#### Required work:
Which lines contain the string "البرز"? Please list every one of them.

* start Raw data *

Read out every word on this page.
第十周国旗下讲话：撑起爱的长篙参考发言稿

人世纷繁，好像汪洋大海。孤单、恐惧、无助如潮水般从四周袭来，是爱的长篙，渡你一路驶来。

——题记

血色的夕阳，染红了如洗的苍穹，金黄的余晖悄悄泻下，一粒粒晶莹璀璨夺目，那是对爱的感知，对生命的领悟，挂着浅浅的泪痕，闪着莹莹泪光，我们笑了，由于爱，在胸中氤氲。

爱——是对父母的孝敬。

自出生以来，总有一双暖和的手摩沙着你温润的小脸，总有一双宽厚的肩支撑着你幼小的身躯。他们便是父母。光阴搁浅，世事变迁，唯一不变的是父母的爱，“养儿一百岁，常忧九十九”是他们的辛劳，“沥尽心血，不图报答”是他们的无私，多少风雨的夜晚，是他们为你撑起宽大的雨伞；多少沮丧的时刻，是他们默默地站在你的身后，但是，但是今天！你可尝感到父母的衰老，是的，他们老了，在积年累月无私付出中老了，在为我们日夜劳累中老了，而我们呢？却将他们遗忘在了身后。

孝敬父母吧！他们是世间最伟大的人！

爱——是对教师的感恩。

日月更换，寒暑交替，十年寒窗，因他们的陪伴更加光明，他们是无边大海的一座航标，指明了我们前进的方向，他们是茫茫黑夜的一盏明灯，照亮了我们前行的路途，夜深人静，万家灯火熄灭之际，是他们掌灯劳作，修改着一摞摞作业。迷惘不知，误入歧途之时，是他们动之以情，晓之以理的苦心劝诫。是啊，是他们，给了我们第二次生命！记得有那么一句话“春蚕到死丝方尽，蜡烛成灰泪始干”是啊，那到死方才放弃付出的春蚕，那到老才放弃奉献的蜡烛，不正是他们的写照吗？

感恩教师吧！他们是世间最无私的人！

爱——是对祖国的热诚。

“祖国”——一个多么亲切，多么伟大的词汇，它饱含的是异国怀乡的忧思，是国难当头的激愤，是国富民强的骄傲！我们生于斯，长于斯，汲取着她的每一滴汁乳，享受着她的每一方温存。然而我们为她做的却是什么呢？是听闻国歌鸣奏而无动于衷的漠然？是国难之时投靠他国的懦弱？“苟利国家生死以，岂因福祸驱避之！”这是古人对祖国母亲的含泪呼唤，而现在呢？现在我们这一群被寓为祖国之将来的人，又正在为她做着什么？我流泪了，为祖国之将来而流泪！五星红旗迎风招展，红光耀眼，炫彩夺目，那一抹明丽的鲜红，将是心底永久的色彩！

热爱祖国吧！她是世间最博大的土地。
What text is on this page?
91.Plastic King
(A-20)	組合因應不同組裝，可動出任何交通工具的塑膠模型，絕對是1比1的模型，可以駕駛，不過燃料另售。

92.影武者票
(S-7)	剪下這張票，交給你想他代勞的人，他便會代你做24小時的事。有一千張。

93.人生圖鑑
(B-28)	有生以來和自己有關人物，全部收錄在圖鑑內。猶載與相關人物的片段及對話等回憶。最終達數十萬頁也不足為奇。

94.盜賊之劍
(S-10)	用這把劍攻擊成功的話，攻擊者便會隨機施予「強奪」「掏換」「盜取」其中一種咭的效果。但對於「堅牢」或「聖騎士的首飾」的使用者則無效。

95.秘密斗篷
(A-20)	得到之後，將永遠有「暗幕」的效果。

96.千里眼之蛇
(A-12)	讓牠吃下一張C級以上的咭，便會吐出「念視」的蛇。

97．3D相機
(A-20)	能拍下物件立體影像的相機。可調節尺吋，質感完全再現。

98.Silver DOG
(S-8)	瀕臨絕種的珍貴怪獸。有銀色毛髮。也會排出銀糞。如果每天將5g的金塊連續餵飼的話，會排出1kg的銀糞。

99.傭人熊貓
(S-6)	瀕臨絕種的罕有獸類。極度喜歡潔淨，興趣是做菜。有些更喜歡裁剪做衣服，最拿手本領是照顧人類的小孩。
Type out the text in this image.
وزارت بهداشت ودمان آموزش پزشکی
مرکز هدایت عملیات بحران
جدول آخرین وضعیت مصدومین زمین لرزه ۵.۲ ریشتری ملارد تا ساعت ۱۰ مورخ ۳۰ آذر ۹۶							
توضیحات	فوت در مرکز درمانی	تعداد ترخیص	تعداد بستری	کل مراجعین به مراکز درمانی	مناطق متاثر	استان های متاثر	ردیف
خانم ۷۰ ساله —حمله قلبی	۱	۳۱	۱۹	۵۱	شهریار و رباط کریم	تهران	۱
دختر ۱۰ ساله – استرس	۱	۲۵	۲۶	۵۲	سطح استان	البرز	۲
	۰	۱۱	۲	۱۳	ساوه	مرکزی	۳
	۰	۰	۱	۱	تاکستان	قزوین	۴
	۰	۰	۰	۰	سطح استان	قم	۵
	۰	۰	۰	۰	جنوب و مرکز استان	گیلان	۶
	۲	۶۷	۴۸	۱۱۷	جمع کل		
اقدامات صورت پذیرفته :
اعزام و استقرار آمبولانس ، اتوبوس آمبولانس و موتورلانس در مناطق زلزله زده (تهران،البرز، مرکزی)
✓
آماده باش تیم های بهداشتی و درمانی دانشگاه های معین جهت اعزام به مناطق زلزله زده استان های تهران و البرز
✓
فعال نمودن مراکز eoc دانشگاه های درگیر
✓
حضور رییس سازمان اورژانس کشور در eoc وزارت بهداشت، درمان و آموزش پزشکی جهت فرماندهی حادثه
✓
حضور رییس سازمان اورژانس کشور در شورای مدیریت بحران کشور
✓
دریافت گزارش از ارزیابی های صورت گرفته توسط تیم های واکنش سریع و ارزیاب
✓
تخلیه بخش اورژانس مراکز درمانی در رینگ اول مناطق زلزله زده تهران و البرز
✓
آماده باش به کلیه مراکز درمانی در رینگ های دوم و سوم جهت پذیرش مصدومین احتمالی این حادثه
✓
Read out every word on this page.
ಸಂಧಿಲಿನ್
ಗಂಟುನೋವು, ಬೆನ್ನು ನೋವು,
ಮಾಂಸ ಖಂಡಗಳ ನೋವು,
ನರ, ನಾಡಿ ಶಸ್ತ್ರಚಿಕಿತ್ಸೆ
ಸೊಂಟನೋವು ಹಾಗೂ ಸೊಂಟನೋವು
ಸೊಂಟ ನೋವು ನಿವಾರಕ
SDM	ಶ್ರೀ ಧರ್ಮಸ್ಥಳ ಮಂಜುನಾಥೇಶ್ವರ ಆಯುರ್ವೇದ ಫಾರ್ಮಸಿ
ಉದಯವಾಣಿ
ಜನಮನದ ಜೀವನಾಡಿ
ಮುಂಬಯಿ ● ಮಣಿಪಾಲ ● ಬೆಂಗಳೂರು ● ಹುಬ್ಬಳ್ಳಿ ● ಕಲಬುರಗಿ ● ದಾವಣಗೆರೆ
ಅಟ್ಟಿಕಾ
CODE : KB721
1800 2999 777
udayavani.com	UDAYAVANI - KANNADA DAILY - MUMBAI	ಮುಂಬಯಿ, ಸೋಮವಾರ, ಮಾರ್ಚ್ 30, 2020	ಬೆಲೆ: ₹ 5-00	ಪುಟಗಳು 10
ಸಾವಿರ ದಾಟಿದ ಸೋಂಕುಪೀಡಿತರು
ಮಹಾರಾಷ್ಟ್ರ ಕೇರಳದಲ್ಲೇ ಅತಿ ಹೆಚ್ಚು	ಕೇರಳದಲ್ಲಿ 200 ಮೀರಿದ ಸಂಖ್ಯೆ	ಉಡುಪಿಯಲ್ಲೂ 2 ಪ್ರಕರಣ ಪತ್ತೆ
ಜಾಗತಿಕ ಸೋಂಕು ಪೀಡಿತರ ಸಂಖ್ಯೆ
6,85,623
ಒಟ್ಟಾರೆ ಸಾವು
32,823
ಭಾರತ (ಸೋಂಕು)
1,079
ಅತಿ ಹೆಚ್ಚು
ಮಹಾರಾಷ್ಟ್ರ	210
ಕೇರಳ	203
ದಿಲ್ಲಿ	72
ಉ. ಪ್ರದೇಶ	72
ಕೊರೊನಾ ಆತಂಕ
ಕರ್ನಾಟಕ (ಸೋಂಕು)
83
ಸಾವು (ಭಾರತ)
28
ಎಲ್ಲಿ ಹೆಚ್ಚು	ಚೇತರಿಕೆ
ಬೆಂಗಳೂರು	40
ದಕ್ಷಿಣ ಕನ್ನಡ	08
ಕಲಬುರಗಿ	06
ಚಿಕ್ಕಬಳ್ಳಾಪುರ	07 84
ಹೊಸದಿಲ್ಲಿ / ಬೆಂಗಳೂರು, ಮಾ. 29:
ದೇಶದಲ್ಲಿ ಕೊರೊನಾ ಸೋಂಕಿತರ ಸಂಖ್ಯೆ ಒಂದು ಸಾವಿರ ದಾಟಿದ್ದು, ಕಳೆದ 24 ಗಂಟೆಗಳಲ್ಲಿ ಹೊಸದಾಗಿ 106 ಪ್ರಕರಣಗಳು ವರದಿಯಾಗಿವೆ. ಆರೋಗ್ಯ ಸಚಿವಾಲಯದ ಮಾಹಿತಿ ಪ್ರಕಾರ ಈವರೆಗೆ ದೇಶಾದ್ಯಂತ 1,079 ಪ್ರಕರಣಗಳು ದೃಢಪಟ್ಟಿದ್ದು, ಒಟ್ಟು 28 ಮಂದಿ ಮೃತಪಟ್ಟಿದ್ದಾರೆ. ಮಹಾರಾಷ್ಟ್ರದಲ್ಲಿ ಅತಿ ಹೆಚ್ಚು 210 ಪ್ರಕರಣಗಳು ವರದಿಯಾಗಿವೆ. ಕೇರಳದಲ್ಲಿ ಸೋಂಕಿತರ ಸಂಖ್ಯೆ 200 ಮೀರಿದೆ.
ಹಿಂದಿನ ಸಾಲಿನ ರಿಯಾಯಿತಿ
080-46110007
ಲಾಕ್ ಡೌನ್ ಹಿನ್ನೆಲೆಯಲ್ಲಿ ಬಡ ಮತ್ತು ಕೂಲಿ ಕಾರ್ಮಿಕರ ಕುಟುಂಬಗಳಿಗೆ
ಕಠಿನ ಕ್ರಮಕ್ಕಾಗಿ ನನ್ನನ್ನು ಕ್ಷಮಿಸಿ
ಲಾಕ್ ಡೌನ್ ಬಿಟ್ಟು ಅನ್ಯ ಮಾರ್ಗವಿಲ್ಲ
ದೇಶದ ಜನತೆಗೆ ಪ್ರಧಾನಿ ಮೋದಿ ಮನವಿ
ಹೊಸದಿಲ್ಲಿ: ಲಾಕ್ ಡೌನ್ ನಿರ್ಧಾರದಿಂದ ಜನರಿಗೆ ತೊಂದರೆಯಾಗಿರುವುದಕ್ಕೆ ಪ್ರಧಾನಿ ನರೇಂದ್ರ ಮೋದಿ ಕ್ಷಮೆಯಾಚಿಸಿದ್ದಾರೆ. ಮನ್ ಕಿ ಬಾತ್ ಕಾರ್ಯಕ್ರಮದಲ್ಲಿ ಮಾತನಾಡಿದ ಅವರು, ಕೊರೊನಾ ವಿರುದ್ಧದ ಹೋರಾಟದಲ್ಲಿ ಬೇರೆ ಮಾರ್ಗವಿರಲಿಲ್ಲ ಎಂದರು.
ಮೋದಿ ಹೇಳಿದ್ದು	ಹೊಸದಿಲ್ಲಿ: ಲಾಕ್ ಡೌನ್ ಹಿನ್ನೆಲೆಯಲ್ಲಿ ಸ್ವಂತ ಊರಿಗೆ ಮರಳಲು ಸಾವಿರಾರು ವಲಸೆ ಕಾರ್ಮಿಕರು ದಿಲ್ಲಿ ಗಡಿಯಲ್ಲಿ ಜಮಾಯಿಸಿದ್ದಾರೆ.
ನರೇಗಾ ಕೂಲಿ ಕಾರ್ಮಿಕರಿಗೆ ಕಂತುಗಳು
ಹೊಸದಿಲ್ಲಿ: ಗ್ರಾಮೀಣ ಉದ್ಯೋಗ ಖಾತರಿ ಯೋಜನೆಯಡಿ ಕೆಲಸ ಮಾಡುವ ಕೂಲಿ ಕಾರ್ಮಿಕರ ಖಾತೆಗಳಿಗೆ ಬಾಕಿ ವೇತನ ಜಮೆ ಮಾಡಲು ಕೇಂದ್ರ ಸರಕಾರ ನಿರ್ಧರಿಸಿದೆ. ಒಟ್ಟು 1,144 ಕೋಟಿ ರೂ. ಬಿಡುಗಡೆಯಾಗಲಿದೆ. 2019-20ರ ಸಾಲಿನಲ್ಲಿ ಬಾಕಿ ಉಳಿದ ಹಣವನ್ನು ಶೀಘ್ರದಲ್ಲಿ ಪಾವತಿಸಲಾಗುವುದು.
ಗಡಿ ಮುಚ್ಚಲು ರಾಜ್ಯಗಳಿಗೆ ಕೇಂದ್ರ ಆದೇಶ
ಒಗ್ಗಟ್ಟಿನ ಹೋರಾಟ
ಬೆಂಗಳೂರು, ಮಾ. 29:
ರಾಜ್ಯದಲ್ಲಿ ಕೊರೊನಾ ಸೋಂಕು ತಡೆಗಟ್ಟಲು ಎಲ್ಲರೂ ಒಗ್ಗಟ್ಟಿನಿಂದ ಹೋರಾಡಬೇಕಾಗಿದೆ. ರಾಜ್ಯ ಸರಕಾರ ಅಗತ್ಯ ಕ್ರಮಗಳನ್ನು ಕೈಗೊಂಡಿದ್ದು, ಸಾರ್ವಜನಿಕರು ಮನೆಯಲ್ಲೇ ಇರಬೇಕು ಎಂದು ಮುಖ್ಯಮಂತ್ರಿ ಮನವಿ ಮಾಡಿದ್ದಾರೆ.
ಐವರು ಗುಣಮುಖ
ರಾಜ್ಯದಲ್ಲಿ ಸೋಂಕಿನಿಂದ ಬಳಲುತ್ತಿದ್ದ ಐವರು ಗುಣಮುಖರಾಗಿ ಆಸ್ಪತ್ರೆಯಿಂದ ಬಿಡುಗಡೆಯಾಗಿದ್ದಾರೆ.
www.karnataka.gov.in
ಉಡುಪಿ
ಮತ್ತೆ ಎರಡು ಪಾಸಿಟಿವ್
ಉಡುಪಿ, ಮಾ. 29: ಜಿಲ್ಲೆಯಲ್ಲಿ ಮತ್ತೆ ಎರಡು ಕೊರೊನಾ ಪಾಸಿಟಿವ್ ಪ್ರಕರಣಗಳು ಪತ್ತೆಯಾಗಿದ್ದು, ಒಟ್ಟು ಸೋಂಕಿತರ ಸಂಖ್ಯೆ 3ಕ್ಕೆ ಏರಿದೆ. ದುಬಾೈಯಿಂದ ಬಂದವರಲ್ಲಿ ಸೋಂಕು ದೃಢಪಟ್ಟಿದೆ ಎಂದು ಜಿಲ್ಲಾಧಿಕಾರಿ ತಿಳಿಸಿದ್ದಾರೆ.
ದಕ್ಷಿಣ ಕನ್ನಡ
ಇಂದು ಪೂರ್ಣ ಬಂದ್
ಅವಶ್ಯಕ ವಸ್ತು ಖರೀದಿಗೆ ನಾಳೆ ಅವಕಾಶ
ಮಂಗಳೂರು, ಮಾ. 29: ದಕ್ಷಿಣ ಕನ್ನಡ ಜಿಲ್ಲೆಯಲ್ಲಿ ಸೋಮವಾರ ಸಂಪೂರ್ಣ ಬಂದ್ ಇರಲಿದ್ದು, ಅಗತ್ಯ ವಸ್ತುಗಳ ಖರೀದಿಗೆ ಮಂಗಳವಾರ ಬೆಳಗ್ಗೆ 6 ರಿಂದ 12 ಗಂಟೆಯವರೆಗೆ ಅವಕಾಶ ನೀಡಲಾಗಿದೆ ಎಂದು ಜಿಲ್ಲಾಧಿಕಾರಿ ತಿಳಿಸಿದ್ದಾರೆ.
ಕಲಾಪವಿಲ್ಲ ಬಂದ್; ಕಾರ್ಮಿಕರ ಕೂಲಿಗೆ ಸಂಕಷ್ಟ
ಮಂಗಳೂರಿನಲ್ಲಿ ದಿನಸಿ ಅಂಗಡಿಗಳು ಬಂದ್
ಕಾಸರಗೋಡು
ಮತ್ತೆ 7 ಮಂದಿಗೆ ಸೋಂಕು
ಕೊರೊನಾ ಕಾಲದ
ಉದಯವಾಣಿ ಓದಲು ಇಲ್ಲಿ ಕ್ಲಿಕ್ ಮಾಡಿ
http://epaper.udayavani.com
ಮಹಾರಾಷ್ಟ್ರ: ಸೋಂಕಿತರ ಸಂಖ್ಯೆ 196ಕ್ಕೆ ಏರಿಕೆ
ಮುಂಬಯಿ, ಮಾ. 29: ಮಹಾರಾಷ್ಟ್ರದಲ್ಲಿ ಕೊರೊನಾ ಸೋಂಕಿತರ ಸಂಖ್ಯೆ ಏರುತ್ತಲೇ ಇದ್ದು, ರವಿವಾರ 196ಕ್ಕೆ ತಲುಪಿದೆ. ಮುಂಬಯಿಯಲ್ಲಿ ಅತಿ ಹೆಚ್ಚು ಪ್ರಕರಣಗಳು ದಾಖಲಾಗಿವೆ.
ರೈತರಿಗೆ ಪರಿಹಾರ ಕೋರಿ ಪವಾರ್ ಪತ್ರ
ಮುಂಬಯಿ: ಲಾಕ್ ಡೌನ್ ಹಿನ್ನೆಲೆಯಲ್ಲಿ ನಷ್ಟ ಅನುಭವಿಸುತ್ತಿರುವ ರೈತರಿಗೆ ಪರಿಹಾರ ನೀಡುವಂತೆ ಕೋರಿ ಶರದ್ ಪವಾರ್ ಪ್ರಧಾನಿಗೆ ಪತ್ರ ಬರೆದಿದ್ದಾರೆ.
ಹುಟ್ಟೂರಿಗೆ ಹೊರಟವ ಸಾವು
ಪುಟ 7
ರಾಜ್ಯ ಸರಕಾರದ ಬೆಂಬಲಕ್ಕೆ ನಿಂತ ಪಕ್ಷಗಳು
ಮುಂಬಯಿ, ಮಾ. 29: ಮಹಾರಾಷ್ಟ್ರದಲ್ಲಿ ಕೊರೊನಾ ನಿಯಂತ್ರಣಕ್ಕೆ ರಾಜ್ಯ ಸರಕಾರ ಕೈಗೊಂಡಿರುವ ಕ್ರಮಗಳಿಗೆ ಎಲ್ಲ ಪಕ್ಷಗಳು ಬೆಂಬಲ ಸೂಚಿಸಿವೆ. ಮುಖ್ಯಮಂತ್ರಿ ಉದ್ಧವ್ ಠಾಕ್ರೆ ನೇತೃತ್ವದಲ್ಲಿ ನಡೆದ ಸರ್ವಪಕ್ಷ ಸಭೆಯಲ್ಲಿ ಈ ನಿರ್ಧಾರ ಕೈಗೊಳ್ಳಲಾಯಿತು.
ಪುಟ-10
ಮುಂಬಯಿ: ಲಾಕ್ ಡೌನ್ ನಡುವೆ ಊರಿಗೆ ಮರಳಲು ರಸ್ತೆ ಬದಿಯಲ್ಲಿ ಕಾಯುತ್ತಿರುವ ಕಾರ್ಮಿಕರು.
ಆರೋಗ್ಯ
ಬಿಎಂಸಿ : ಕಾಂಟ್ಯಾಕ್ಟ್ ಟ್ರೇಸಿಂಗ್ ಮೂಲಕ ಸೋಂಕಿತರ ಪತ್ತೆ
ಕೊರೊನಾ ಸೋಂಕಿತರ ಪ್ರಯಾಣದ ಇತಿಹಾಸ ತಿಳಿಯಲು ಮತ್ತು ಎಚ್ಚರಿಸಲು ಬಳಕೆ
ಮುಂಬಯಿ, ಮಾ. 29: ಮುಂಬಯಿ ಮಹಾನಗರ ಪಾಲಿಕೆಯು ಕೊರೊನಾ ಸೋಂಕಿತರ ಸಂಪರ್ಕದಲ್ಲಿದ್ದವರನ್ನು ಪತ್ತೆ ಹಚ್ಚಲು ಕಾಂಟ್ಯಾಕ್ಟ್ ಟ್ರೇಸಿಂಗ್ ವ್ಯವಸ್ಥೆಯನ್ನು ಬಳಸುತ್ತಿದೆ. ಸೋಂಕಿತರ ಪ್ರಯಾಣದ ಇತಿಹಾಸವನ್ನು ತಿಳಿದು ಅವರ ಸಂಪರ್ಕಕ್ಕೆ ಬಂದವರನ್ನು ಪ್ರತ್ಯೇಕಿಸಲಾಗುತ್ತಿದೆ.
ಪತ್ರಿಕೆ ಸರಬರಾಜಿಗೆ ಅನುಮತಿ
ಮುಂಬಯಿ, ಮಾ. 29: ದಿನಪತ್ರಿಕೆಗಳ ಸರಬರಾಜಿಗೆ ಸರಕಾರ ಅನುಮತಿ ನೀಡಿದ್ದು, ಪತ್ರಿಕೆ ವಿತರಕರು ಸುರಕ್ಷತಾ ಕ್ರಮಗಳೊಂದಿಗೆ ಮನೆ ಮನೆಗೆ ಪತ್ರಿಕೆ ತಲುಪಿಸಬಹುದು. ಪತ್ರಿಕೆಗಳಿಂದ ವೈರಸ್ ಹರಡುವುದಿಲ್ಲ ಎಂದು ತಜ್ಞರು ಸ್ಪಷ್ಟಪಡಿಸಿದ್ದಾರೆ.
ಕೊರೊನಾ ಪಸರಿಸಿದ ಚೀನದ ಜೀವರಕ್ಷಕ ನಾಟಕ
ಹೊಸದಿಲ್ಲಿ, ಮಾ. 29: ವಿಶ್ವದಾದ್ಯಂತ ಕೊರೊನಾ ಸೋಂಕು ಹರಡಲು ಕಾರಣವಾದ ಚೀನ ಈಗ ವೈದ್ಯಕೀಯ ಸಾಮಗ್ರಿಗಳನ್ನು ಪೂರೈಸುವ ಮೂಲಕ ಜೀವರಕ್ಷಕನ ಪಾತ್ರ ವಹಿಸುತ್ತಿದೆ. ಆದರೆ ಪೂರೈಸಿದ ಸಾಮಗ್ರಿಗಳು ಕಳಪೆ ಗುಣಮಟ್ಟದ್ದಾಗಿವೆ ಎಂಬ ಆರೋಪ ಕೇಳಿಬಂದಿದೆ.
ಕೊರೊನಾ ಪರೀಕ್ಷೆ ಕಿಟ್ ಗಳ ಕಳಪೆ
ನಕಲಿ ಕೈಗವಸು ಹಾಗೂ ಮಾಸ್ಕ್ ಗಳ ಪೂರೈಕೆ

* end Raw data *

#### Solution to the problem:
دختر ۱۰ ساله – استرس	۱	۲۵	۲۶	۵۲	سطح استان	البرز	۲
اعزام و استقرار آمبولانس ، اتوبوس آمبولانس و موتورلانس در مناطق زلزله زده (تهران،البرز، مرکزی)
آماده باش تیم های بهداشتی و درمانی دانشگاه های معین جهت اعزام به مناطق زلزله زده استان های تهران و البرز
تخلیه بخش اورژانس مراکز درمانی در رینگ اول مناطق زلزله زده تهران و البرز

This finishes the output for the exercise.